%%

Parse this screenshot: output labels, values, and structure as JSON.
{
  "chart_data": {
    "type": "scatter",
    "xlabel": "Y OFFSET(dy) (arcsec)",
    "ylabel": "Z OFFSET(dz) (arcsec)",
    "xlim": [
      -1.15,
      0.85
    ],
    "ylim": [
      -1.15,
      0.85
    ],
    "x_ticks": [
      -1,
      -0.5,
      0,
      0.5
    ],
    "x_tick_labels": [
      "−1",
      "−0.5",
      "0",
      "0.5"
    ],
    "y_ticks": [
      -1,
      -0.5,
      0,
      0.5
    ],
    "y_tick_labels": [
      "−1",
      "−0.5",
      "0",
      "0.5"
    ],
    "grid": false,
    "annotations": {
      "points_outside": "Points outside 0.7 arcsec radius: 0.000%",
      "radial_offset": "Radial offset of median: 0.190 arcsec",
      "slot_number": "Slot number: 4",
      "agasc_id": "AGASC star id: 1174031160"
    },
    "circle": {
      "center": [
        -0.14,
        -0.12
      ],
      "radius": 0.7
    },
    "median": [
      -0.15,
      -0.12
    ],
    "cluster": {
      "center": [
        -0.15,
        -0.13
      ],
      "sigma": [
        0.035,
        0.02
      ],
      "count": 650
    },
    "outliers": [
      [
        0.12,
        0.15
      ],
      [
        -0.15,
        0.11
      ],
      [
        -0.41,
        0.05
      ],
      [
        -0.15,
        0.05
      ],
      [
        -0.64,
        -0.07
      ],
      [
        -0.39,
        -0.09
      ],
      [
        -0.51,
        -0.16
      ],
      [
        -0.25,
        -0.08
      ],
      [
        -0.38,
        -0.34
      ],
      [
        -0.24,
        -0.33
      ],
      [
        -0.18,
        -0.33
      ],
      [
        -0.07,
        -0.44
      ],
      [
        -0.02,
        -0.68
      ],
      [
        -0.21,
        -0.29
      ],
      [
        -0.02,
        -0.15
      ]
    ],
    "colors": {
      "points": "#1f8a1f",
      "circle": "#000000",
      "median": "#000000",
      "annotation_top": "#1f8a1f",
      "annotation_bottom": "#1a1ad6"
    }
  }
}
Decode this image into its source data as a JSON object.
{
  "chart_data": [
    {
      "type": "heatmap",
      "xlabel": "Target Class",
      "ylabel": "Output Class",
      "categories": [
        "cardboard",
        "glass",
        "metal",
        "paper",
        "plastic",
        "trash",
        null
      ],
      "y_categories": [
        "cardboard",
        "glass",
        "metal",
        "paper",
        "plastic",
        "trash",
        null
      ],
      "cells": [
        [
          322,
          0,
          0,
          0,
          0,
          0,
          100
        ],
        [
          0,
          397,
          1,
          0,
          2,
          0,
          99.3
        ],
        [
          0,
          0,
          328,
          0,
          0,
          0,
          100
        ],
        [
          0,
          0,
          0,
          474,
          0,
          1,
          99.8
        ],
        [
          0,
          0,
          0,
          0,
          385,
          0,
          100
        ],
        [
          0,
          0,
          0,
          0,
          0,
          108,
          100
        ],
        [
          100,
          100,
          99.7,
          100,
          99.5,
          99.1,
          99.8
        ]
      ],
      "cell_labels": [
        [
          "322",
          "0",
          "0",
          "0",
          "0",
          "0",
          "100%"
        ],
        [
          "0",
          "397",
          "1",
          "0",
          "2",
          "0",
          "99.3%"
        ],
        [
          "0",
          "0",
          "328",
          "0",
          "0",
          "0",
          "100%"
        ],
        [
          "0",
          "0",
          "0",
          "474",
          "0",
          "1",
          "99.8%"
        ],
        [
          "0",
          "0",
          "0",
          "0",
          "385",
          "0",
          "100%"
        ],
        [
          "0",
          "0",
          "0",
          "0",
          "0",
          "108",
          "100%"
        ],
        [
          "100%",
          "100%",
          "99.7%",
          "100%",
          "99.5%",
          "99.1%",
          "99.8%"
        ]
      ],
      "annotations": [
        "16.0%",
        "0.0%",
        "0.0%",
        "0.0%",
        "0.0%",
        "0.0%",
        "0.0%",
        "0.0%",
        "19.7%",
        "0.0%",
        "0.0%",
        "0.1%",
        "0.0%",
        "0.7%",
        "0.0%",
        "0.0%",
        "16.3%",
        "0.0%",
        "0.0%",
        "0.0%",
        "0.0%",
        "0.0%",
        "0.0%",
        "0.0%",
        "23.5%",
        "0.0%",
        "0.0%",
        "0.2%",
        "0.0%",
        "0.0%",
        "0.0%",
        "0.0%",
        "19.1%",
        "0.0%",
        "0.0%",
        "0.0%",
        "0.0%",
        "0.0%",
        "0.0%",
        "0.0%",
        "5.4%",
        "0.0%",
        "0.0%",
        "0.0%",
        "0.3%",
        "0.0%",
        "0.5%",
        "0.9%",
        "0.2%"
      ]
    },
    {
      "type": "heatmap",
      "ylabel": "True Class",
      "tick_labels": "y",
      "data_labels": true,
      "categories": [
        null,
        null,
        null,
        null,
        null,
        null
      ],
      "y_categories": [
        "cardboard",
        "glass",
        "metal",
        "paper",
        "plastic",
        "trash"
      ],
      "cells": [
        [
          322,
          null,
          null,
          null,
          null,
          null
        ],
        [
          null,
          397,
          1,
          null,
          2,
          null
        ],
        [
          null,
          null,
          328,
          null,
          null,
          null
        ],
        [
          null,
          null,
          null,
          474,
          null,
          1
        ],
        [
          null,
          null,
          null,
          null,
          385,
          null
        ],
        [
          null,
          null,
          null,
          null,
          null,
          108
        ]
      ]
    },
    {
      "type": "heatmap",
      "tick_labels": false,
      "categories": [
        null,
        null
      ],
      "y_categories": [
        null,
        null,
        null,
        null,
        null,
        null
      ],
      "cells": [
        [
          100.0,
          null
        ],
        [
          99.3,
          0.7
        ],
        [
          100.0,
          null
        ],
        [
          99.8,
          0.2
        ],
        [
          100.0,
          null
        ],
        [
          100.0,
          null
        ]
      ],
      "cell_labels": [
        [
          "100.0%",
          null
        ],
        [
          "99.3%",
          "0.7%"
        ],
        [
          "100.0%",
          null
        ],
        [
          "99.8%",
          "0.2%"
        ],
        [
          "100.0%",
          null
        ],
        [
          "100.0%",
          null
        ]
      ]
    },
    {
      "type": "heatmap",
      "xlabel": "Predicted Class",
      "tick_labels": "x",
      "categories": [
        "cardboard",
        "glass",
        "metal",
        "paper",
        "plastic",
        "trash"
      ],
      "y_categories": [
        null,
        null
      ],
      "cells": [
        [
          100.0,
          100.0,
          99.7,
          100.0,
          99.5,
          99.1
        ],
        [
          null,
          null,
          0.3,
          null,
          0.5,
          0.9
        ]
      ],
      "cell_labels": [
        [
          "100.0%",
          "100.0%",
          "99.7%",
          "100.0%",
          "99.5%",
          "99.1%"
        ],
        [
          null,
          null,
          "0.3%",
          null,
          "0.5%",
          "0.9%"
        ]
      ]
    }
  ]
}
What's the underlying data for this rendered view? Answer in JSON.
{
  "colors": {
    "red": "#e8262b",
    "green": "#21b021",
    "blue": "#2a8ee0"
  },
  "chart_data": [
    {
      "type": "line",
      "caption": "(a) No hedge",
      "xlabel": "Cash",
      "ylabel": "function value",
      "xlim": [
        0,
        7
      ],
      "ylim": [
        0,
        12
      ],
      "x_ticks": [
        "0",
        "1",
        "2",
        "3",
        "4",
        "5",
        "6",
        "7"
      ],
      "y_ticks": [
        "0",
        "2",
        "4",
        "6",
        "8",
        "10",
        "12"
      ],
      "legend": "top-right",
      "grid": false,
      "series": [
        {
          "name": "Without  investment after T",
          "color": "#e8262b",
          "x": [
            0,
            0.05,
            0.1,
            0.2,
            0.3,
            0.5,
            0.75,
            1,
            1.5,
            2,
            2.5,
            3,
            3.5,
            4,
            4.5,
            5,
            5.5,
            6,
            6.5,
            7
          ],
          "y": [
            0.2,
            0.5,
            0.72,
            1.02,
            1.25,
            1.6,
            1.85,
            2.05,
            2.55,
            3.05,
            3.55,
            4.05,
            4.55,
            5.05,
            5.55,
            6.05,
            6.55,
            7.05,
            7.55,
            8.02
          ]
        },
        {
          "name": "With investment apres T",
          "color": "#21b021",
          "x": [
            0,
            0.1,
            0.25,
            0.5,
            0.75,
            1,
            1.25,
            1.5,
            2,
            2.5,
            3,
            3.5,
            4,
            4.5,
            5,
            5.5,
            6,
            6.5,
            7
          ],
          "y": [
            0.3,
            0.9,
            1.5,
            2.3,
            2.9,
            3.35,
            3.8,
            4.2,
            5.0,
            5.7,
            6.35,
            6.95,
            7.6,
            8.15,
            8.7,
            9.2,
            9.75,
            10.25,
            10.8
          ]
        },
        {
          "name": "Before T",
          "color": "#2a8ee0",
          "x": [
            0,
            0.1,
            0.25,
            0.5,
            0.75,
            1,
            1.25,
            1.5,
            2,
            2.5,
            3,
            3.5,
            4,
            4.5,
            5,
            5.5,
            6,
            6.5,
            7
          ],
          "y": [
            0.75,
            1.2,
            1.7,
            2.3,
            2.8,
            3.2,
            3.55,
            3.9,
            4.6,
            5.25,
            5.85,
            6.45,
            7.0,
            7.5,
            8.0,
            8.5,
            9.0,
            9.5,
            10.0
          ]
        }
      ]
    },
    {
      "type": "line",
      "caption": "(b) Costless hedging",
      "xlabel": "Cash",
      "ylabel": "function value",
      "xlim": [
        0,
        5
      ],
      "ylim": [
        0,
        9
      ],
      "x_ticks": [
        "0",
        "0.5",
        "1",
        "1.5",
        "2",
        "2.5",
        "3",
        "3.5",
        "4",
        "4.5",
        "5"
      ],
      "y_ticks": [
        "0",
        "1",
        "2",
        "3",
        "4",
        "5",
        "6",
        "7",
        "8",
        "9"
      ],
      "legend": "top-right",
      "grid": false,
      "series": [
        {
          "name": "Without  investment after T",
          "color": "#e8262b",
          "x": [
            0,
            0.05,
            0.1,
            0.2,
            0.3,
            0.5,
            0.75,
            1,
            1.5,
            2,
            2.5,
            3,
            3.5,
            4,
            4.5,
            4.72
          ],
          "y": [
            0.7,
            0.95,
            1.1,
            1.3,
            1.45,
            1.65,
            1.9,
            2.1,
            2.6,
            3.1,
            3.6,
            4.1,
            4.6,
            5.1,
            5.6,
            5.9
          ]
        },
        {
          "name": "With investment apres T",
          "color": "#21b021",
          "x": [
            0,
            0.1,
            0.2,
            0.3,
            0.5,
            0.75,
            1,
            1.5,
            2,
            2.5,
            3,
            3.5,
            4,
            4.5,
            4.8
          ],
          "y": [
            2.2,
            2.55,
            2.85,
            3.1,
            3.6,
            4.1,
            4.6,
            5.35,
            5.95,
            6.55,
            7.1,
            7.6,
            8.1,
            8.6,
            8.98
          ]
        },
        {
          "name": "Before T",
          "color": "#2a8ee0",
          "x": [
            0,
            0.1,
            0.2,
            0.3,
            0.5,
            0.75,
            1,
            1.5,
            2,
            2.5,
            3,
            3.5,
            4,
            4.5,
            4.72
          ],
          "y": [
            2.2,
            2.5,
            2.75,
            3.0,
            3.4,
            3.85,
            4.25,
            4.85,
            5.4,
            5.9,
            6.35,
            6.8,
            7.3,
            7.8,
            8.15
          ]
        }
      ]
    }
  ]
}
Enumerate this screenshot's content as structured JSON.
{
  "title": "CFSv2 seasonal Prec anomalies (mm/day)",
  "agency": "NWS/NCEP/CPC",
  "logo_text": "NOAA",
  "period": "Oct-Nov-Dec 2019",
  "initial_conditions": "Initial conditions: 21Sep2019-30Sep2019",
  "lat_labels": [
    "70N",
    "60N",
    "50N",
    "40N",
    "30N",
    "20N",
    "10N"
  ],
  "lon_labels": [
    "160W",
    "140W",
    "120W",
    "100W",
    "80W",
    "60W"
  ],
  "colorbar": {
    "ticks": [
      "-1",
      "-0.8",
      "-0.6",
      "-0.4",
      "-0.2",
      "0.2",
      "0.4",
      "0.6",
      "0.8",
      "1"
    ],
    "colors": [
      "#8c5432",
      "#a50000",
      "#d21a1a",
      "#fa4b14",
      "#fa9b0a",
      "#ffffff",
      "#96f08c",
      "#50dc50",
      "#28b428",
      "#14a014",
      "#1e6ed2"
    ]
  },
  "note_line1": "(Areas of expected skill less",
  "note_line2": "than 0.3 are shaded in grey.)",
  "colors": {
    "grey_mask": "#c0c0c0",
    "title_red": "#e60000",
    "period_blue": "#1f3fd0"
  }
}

%%

TASK STATEMENT: In the listing, find each line with the string "screenshot" and copy it.

WRITTEN ANSWER:
Parse this screenshot: output labels, values, and structure as JSON.
Enumerate this screenshot's content as structured JSON.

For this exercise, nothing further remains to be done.